WHAT IS REQUIRED —
Note each line of the listing that contains the string "page", and copy it.

[Source records]
....
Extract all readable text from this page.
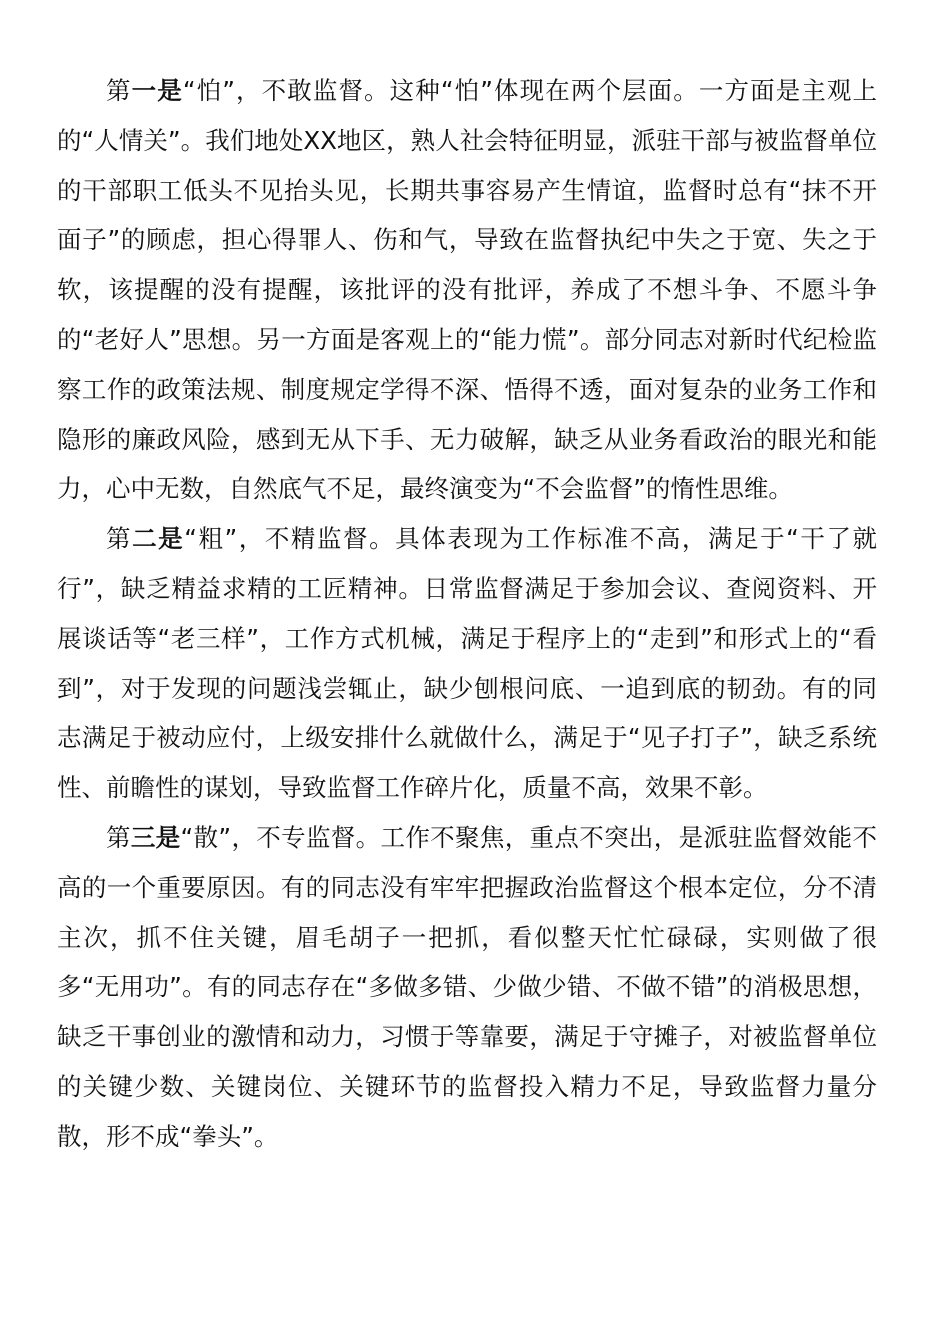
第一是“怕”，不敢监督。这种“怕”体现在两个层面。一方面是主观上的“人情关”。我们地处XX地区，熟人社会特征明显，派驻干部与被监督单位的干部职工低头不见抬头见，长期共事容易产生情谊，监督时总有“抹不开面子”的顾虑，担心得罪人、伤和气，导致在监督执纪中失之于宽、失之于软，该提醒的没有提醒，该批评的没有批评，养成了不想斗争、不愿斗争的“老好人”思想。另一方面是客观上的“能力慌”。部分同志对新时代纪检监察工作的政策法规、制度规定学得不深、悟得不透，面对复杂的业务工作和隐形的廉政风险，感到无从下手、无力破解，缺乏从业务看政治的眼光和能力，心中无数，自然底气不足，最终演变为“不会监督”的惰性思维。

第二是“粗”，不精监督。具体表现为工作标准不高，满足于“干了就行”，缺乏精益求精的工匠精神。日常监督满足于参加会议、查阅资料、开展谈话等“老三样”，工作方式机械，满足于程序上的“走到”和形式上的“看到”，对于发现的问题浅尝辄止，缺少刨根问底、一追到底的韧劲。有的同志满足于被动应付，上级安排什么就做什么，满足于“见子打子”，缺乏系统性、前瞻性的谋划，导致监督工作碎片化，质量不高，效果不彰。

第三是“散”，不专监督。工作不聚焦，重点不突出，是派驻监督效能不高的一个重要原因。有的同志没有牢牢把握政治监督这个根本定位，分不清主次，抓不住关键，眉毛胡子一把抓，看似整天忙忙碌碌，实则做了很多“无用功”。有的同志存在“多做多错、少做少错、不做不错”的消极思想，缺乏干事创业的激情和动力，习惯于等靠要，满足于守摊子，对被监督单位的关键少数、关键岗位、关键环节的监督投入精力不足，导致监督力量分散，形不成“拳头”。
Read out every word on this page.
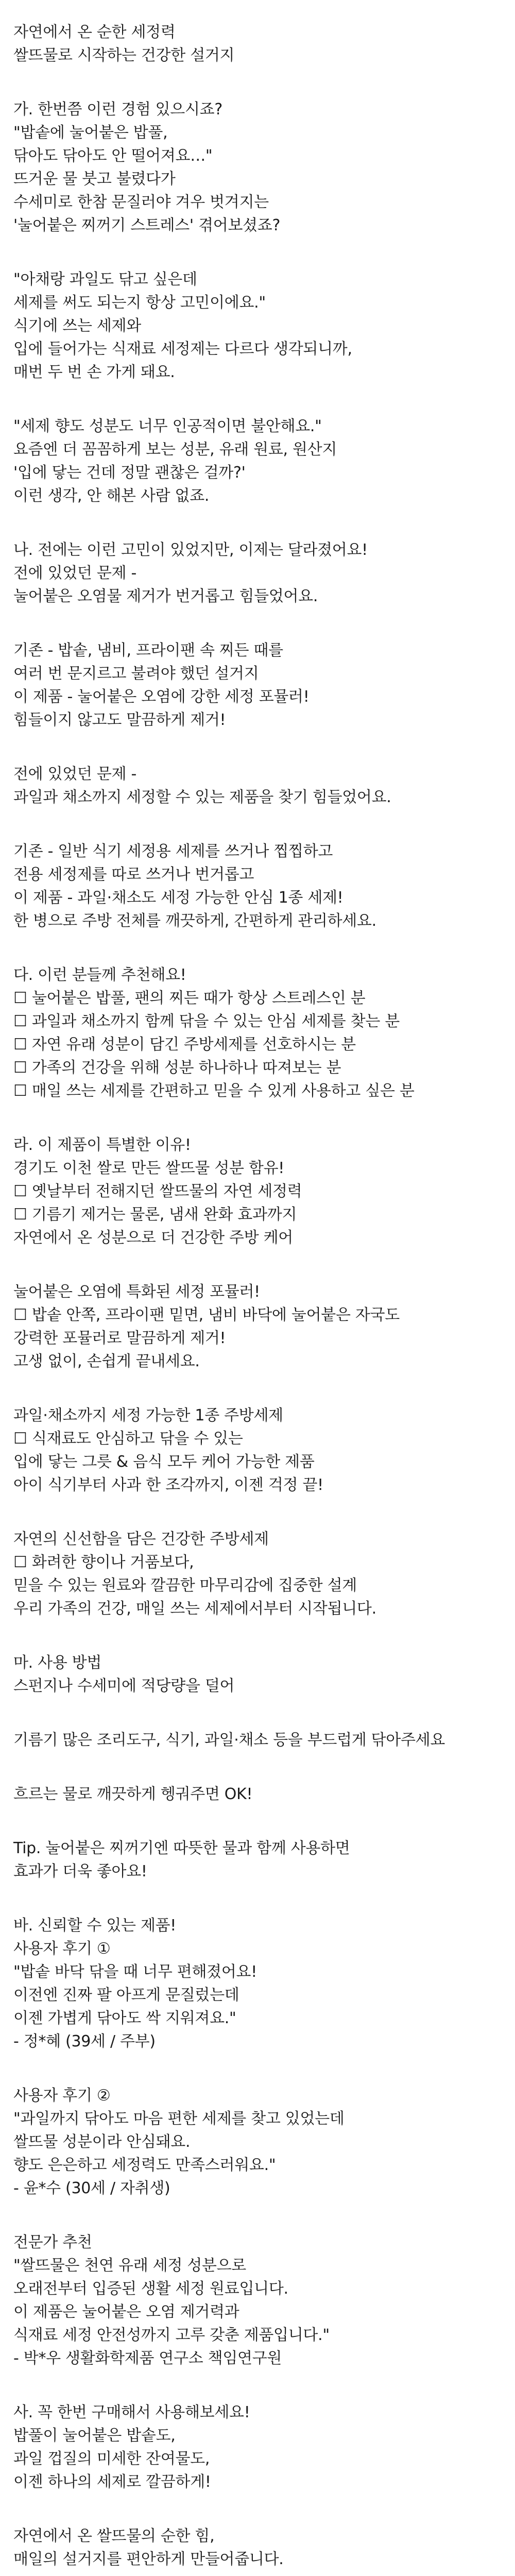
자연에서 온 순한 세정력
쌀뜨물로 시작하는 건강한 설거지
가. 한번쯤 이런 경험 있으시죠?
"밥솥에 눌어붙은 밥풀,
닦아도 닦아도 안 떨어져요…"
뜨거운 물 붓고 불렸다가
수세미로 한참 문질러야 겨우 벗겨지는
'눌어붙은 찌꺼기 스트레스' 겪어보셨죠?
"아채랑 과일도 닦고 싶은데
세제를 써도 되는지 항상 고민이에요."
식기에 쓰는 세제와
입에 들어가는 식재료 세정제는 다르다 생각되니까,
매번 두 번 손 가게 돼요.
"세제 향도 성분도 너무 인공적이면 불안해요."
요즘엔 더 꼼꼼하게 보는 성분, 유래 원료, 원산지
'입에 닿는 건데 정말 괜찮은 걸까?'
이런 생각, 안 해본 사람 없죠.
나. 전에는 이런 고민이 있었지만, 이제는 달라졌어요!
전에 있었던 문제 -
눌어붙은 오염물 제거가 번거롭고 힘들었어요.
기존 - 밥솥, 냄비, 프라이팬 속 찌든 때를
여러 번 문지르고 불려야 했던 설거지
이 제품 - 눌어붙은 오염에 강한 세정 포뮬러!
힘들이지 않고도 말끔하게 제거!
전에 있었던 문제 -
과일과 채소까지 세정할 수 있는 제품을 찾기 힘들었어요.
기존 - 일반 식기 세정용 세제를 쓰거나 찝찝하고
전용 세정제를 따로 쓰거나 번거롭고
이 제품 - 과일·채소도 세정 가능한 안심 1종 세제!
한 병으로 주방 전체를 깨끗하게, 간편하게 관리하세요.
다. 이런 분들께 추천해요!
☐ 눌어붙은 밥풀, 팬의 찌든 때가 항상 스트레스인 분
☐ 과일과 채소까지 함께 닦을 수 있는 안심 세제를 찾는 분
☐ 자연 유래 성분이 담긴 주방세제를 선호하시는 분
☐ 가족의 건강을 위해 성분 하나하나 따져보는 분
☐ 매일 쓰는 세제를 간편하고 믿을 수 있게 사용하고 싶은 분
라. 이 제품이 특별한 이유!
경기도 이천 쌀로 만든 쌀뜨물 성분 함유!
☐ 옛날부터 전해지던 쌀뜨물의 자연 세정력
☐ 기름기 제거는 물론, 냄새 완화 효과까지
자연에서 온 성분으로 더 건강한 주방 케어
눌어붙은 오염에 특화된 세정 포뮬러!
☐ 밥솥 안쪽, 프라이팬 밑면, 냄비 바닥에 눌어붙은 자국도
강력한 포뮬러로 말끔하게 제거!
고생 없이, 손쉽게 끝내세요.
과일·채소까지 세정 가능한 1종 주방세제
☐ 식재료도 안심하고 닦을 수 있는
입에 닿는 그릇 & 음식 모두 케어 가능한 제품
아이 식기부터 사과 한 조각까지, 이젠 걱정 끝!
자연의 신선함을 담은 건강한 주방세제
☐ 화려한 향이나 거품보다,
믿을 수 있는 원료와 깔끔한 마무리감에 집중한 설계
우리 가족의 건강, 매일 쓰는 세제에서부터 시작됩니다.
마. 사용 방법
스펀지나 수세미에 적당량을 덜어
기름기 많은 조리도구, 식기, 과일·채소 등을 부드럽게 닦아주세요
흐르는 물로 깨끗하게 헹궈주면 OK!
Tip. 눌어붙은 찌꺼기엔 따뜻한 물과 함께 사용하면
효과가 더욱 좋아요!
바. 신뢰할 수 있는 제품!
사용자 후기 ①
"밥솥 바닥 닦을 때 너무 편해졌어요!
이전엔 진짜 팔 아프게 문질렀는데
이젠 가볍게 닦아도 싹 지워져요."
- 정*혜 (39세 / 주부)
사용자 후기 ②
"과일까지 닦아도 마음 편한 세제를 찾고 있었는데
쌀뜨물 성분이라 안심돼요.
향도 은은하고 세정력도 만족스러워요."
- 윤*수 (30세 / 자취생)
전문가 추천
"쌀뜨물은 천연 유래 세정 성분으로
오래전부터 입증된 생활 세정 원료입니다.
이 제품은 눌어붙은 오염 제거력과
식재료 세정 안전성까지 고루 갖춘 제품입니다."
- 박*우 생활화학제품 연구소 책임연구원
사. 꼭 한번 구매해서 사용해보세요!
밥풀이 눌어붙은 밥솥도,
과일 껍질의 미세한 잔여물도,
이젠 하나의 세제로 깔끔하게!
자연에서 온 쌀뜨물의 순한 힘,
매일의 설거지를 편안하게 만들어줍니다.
....
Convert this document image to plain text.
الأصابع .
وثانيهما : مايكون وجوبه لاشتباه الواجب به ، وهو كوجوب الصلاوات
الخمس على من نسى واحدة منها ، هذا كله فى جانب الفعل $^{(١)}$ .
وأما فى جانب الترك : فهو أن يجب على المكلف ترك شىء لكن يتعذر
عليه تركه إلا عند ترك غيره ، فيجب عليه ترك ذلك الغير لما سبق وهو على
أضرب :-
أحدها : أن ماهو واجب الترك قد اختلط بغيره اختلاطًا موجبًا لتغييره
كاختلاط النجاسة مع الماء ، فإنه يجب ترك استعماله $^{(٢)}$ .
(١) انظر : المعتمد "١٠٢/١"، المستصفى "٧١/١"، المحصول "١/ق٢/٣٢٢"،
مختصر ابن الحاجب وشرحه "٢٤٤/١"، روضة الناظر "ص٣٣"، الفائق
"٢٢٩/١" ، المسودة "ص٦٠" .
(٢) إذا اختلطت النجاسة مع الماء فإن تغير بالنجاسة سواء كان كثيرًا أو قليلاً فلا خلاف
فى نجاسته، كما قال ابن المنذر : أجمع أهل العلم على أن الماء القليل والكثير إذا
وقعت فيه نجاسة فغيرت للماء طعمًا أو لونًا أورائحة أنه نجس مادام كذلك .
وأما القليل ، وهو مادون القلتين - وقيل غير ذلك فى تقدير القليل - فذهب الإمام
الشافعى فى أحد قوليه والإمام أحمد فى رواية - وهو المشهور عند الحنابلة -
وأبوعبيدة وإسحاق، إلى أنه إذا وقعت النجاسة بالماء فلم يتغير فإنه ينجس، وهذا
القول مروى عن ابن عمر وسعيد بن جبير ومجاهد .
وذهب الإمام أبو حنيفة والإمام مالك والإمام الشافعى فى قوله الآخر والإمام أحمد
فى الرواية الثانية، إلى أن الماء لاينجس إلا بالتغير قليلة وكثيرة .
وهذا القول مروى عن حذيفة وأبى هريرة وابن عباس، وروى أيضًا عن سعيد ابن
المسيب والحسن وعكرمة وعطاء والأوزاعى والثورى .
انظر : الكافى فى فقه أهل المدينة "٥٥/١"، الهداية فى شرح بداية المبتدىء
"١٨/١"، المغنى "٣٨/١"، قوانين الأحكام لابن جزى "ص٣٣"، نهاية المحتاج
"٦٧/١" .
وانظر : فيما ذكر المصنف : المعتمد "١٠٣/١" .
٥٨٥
....
WRITTEN RESPONSE —
Extract all readable text from this page.
Read out every word on this page.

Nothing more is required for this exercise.